What is expected: Your task is to repeat the lines below exactly, excluding any pictures they contain.

Input records:
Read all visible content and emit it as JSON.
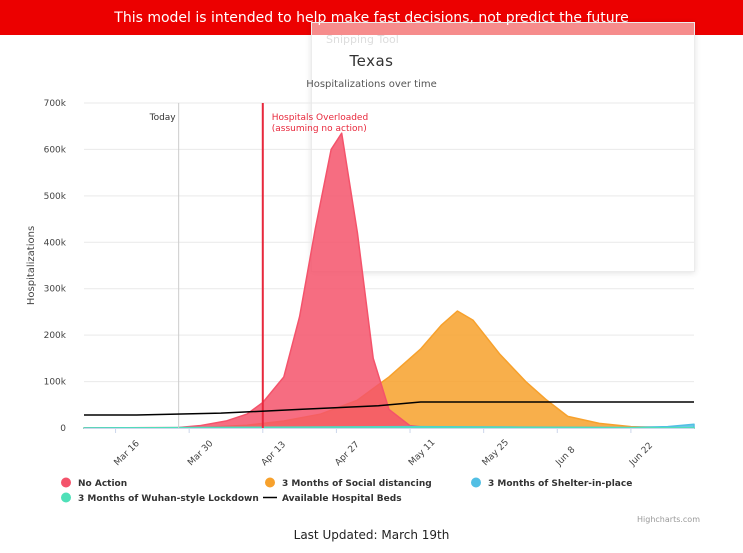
{
  "banner": {
    "text": "This model is intended to help make fast decisions, not predict the future"
  },
  "overlay": {
    "faded_text": "Snipping Tool"
  },
  "footer": {
    "last_updated": "Last Updated: March 19th"
  },
  "credit": "Highcharts.com",
  "chart_data": {
    "type": "area",
    "title": "Texas",
    "subtitle": "Hospitalizations over time",
    "ylabel": "Hospitalizations",
    "xlabel": "",
    "ylim": [
      0,
      700000
    ],
    "y_ticks": [
      {
        "value": 0,
        "label": "0"
      },
      {
        "value": 100000,
        "label": "100k"
      },
      {
        "value": 200000,
        "label": "200k"
      },
      {
        "value": 300000,
        "label": "300k"
      },
      {
        "value": 400000,
        "label": "400k"
      },
      {
        "value": 500000,
        "label": "500k"
      },
      {
        "value": 600000,
        "label": "600k"
      },
      {
        "value": 700000,
        "label": "700k"
      }
    ],
    "x_range": [
      "2020-03-10",
      "2020-07-04"
    ],
    "x_ticks": [
      {
        "date": "2020-03-16",
        "label": "Mar 16"
      },
      {
        "date": "2020-03-30",
        "label": "Mar 30"
      },
      {
        "date": "2020-04-13",
        "label": "Apr 13"
      },
      {
        "date": "2020-04-27",
        "label": "Apr 27"
      },
      {
        "date": "2020-05-11",
        "label": "May 11"
      },
      {
        "date": "2020-05-25",
        "label": "May 25"
      },
      {
        "date": "2020-06-08",
        "label": "Jun 8"
      },
      {
        "date": "2020-06-22",
        "label": "Jun 22"
      }
    ],
    "grid": true,
    "legend_position": "bottom-left",
    "annotations": [
      {
        "date": "2020-03-28",
        "lines": [
          "Today"
        ],
        "color": "#cccccc",
        "text_color": "#333333",
        "style": "today"
      },
      {
        "date": "2020-04-13",
        "lines": [
          "Hospitals Overloaded",
          "(assuming no action)"
        ],
        "color": "#e8283c",
        "text_color": "#e8283c",
        "style": "overload"
      }
    ],
    "series": [
      {
        "name": "3 Months of Social distancing",
        "kind": "area",
        "color": "#f7a12c",
        "points": [
          [
            "2020-03-10",
            0
          ],
          [
            "2020-03-30",
            0
          ],
          [
            "2020-04-10",
            6000
          ],
          [
            "2020-04-17",
            15000
          ],
          [
            "2020-04-24",
            30000
          ],
          [
            "2020-05-01",
            60000
          ],
          [
            "2020-05-07",
            110000
          ],
          [
            "2020-05-13",
            170000
          ],
          [
            "2020-05-17",
            222000
          ],
          [
            "2020-05-20",
            252000
          ],
          [
            "2020-05-23",
            232000
          ],
          [
            "2020-05-28",
            160000
          ],
          [
            "2020-06-02",
            100000
          ],
          [
            "2020-06-06",
            60000
          ],
          [
            "2020-06-10",
            25000
          ],
          [
            "2020-06-16",
            10000
          ],
          [
            "2020-06-22",
            3000
          ],
          [
            "2020-07-04",
            0
          ]
        ]
      },
      {
        "name": "No Action",
        "kind": "area",
        "color": "#f4536b",
        "points": [
          [
            "2020-03-10",
            0
          ],
          [
            "2020-03-28",
            1000
          ],
          [
            "2020-04-01",
            5000
          ],
          [
            "2020-04-06",
            15000
          ],
          [
            "2020-04-10",
            30000
          ],
          [
            "2020-04-13",
            55000
          ],
          [
            "2020-04-17",
            110000
          ],
          [
            "2020-04-20",
            240000
          ],
          [
            "2020-04-23",
            430000
          ],
          [
            "2020-04-26",
            600000
          ],
          [
            "2020-04-28",
            635000
          ],
          [
            "2020-05-01",
            420000
          ],
          [
            "2020-05-04",
            150000
          ],
          [
            "2020-05-07",
            40000
          ],
          [
            "2020-05-11",
            5000
          ],
          [
            "2020-05-15",
            0
          ],
          [
            "2020-07-04",
            0
          ]
        ]
      },
      {
        "name": "3 Months of Shelter-in-place",
        "kind": "area",
        "color": "#52bfe4",
        "points": [
          [
            "2020-03-10",
            0
          ],
          [
            "2020-05-11",
            3000
          ],
          [
            "2020-06-01",
            2000
          ],
          [
            "2020-06-22",
            1000
          ],
          [
            "2020-06-29",
            3000
          ],
          [
            "2020-07-04",
            8000
          ]
        ]
      },
      {
        "name": "3 Months of Wuhan-style Lockdown",
        "kind": "area",
        "color": "#4fe0b8",
        "points": [
          [
            "2020-03-10",
            0
          ],
          [
            "2020-05-01",
            2000
          ],
          [
            "2020-06-01",
            1000
          ],
          [
            "2020-07-04",
            500
          ]
        ]
      },
      {
        "name": "Available Hospital Beds",
        "kind": "line",
        "color": "#000000",
        "points": [
          [
            "2020-03-10",
            28000
          ],
          [
            "2020-03-20",
            28000
          ],
          [
            "2020-04-05",
            32000
          ],
          [
            "2020-04-20",
            40000
          ],
          [
            "2020-05-05",
            48000
          ],
          [
            "2020-05-13",
            56000
          ],
          [
            "2020-05-20",
            56000
          ],
          [
            "2020-07-04",
            56000
          ]
        ]
      }
    ],
    "legend": [
      {
        "name": "No Action",
        "symbol": "dot",
        "color": "#f4536b"
      },
      {
        "name": "3 Months of Social distancing",
        "symbol": "dot",
        "color": "#f7a12c"
      },
      {
        "name": "3 Months of Shelter-in-place",
        "symbol": "dot",
        "color": "#52bfe4"
      },
      {
        "name": "3 Months of Wuhan-style Lockdown",
        "symbol": "dot",
        "color": "#4fe0b8"
      },
      {
        "name": "Available Hospital Beds",
        "symbol": "line",
        "color": "#000000"
      }
    ]
  }
}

Reply:
Read all visible content and emit it as JSON.
{
  "banner": {
    "text": "This model is intended to help make fast decisions, not predict the future"
  },
  "overlay": {
    "faded_text": "Snipping Tool"
  },
  "footer": {
    "last_updated": "Last Updated: March 19th"
  },
  "credit": "Highcharts.com",
  "chart_data": {
    "type": "area",
    "title": "Texas",
    "subtitle": "Hospitalizations over time",
    "ylabel": "Hospitalizations",
    "xlabel": "",
    "ylim": [
      0,
      700000
    ],
    "y_ticks": [
      {
        "value": 0,
        "label": "0"
      },
      {
        "value": 100000,
        "label": "100k"
      },
      {
        "value": 200000,
        "label": "200k"
      },
      {
        "value": 300000,
        "label": "300k"
      },
      {
        "value": 400000,
        "label": "400k"
      },
      {
        "value": 500000,
        "label": "500k"
      },
      {
        "value": 600000,
        "label": "600k"
      },
      {
        "value": 700000,
        "label": "700k"
      }
    ],
    "x_range": [
      "2020-03-10",
      "2020-07-04"
    ],
    "x_ticks": [
      {
        "date": "2020-03-16",
        "label": "Mar 16"
      },
      {
        "date": "2020-03-30",
        "label": "Mar 30"
      },
      {
        "date": "2020-04-13",
        "label": "Apr 13"
      },
      {
        "date": "2020-04-27",
        "label": "Apr 27"
      },
      {
        "date": "2020-05-11",
        "label": "May 11"
      },
      {
        "date": "2020-05-25",
        "label": "May 25"
      },
      {
        "date": "2020-06-08",
        "label": "Jun 8"
      },
      {
        "date": "2020-06-22",
        "label": "Jun 22"
      }
    ],
    "grid": true,
    "legend_position": "bottom-left",
    "annotations": [
      {
        "date": "2020-03-28",
        "lines": [
          "Today"
        ],
        "color": "#cccccc",
        "text_color": "#333333",
        "style": "today"
      },
      {
        "date": "2020-04-13",
        "lines": [
          "Hospitals Overloaded",
          "(assuming no action)"
        ],
        "color": "#e8283c",
        "text_color": "#e8283c",
        "style": "overload"
      }
    ],
    "series": [
      {
        "name": "3 Months of Social distancing",
        "kind": "area",
        "color": "#f7a12c",
        "points": [
          [
            "2020-03-10",
            0
          ],
          [
            "2020-03-30",
            0
          ],
          [
            "2020-04-10",
            6000
          ],
          [
            "2020-04-17",
            15000
          ],
          [
            "2020-04-24",
            30000
          ],
          [
            "2020-05-01",
            60000
          ],
          [
            "2020-05-07",
            110000
          ],
          [
            "2020-05-13",
            170000
          ],
          [
            "2020-05-17",
            222000
          ],
          [
            "2020-05-20",
            252000
          ],
          [
            "2020-05-23",
            232000
          ],
          [
            "2020-05-28",
            160000
          ],
          [
            "2020-06-02",
            100000
          ],
          [
            "2020-06-06",
            60000
          ],
          [
            "2020-06-10",
            25000
          ],
          [
            "2020-06-16",
            10000
          ],
          [
            "2020-06-22",
            3000
          ],
          [
            "2020-07-04",
            0
          ]
        ]
      },
      {
        "name": "No Action",
        "kind": "area",
        "color": "#f4536b",
        "points": [
          [
            "2020-03-10",
            0
          ],
          [
            "2020-03-28",
            1000
          ],
          [
            "2020-04-01",
            5000
          ],
          [
            "2020-04-06",
            15000
          ],
          [
            "2020-04-10",
            30000
          ],
          [
            "2020-04-13",
            55000
          ],
          [
            "2020-04-17",
            110000
          ],
          [
            "2020-04-20",
            240000
          ],
          [
            "2020-04-23",
            430000
          ],
          [
            "2020-04-26",
            600000
          ],
          [
            "2020-04-28",
            635000
          ],
          [
            "2020-05-01",
            420000
          ],
          [
            "2020-05-04",
            150000
          ],
          [
            "2020-05-07",
            40000
          ],
          [
            "2020-05-11",
            5000
          ],
          [
            "2020-05-15",
            0
          ],
          [
            "2020-07-04",
            0
          ]
        ]
      },
      {
        "name": "3 Months of Shelter-in-place",
        "kind": "area",
        "color": "#52bfe4",
        "points": [
          [
            "2020-03-10",
            0
          ],
          [
            "2020-05-11",
            3000
          ],
          [
            "2020-06-01",
            2000
          ],
          [
            "2020-06-22",
            1000
          ],
          [
            "2020-06-29",
            3000
          ],
          [
            "2020-07-04",
            8000
          ]
        ]
      },
      {
        "name": "3 Months of Wuhan-style Lockdown",
        "kind": "area",
        "color": "#4fe0b8",
        "points": [
          [
            "2020-03-10",
            0
          ],
          [
            "2020-05-01",
            2000
          ],
          [
            "2020-06-01",
            1000
          ],
          [
            "2020-07-04",
            500
          ]
        ]
      },
      {
        "name": "Available Hospital Beds",
        "kind": "line",
        "color": "#000000",
        "points": [
          [
            "2020-03-10",
            28000
          ],
          [
            "2020-03-20",
            28000
          ],
          [
            "2020-04-05",
            32000
          ],
          [
            "2020-04-20",
            40000
          ],
          [
            "2020-05-05",
            48000
          ],
          [
            "2020-05-13",
            56000
          ],
          [
            "2020-05-20",
            56000
          ],
          [
            "2020-07-04",
            56000
          ]
        ]
      }
    ],
    "legend": [
      {
        "name": "No Action",
        "symbol": "dot",
        "color": "#f4536b"
      },
      {
        "name": "3 Months of Social distancing",
        "symbol": "dot",
        "color": "#f7a12c"
      },
      {
        "name": "3 Months of Shelter-in-place",
        "symbol": "dot",
        "color": "#52bfe4"
      },
      {
        "name": "3 Months of Wuhan-style Lockdown",
        "symbol": "dot",
        "color": "#4fe0b8"
      },
      {
        "name": "Available Hospital Beds",
        "symbol": "line",
        "color": "#000000"
      }
    ]
  }
}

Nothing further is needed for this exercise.